Teks yang Disediakan>
##########

BAB I
PENDAHULUAN
A.
Latar Belakang
Bahasa Indonesia adalah bahasa yang
terpenting di kawasan republik kita. Pentingnya peranan bahasa itu antara lain
bersumber pada ikrar ketiga Sumpah Pemuda 1928 yang berbunyi: “Kami putra
dan putri Indonesia menjunjung bahasa persatuan, bahasa Indonesia” dan pada
Undang-Undang Dasar kita yang di dalamnya tercantum pasal khusus yang
menyatakan bahwa “Bahasa negara ialah bahasa Indonesia”. Namun, di
samping itu masih ada beberapa alasan lain mengapa bahasa Indonesia menduduki
tempat yang terkemuka di antara beratus-ratus Bahasa Nusantara yang
masing-masing amat penting bagi penuturnya sebagai bahasa Ibu.
Kalimat adalah bagian terkecil
ujuran atau teks (wacana) yang mengungkapkan pikiran yang utuh secara
ketatabahasaan. Dalam wujud lisan kalimat diiringi oleh alunan titinda, disela
oleh jeda, diakhiri oleh intonasi selesai, dan diikuti oleh kesenyapan yang
memustahilkan adanya perpaduan atau asimilasi bunyi. Dalam wujud tulisan
berhuruf Latin, kalimat dimulai dengan huruf Kapital dan diakhiri dengan tanda
titik, tanda tanya, atau tanda seru; dan sementara itu disertakan pula di
dalamnya berbagai tanda baca yang berupa spasi atau ruang kosong, koma, titik
koma, titik dua, dan atau sepasang garis pendek yang mengapit bentuk tertentu.

##########

Kutipan Data>
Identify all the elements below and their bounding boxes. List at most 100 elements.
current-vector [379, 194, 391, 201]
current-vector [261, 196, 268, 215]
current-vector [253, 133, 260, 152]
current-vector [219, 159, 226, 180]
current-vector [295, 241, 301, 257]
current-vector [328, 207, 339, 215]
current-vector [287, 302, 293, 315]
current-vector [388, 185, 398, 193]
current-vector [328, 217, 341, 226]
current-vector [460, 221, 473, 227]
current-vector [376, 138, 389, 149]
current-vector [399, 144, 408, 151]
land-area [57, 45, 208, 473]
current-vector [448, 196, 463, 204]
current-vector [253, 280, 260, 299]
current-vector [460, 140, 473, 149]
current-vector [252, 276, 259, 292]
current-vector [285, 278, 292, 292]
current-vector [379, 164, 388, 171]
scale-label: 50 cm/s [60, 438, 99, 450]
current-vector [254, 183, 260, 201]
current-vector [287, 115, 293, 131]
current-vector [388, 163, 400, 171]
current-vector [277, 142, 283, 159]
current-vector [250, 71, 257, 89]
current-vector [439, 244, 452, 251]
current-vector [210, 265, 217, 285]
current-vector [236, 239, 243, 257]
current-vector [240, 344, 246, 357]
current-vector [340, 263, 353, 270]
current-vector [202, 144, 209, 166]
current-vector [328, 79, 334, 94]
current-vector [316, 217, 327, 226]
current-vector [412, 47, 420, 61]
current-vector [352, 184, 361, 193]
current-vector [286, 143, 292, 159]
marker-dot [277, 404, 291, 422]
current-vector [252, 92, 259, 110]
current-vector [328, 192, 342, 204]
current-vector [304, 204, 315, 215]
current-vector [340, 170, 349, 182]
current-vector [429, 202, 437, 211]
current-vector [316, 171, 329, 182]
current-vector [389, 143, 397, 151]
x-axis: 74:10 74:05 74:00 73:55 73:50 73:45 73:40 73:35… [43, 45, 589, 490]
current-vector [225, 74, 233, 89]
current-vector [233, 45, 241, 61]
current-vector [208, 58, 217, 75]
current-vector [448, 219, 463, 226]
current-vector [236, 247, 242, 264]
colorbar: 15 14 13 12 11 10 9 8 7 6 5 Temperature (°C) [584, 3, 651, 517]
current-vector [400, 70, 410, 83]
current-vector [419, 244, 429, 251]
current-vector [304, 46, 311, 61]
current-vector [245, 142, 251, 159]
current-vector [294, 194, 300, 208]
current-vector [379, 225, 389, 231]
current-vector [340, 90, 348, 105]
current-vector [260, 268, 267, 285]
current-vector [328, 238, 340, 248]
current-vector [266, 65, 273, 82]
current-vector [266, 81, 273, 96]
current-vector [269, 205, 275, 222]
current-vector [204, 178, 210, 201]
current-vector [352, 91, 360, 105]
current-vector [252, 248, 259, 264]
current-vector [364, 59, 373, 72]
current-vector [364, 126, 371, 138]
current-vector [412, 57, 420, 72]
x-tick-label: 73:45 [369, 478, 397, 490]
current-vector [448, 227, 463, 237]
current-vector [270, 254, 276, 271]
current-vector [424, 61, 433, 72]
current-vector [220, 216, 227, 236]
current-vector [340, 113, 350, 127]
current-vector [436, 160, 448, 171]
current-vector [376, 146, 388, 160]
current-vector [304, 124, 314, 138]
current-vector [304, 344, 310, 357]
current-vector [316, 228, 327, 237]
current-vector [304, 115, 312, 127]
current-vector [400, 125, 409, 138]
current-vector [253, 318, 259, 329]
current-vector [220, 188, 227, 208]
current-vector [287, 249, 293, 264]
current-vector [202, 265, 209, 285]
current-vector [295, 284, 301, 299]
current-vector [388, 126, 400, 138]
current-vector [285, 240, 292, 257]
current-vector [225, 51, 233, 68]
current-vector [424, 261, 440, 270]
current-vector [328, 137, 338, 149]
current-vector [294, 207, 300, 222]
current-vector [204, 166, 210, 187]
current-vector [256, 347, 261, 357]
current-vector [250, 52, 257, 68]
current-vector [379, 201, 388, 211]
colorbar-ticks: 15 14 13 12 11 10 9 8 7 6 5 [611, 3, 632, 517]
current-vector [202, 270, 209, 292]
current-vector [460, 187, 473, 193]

##########

Instruksi> Salin tanpa perubahan seluruh bagian teks yang disediakan, mulai dari "Kalimat adalah bagian" terus ke bawah hingga "mengapit bentuk tertentu.".

Jawaban Latihan>
Kalimat adalah bagian terkecil
ujuran atau teks (wacana) yang mengungkapkan pikiran yang utuh secara
ketatabahasaan. Dalam wujud lisan kalimat diiringi oleh alunan titinda, disela
oleh jeda, diakhiri oleh intonasi selesai, dan diikuti oleh kesenyapan yang
memustahilkan adanya perpaduan atau asimilasi bunyi. Dalam wujud tulisan
berhuruf Latin, kalimat dimulai dengan huruf Kapital dan diakhiri dengan tanda
titik, tanda tanya, atau tanda seru; dan sementara itu disertakan pula di
dalamnya berbagai tanda baca yang berupa spasi atau ruang kosong, koma, titik
koma, titik dua, dan atau sepasang garis pendek yang mengapit bentuk tertentu.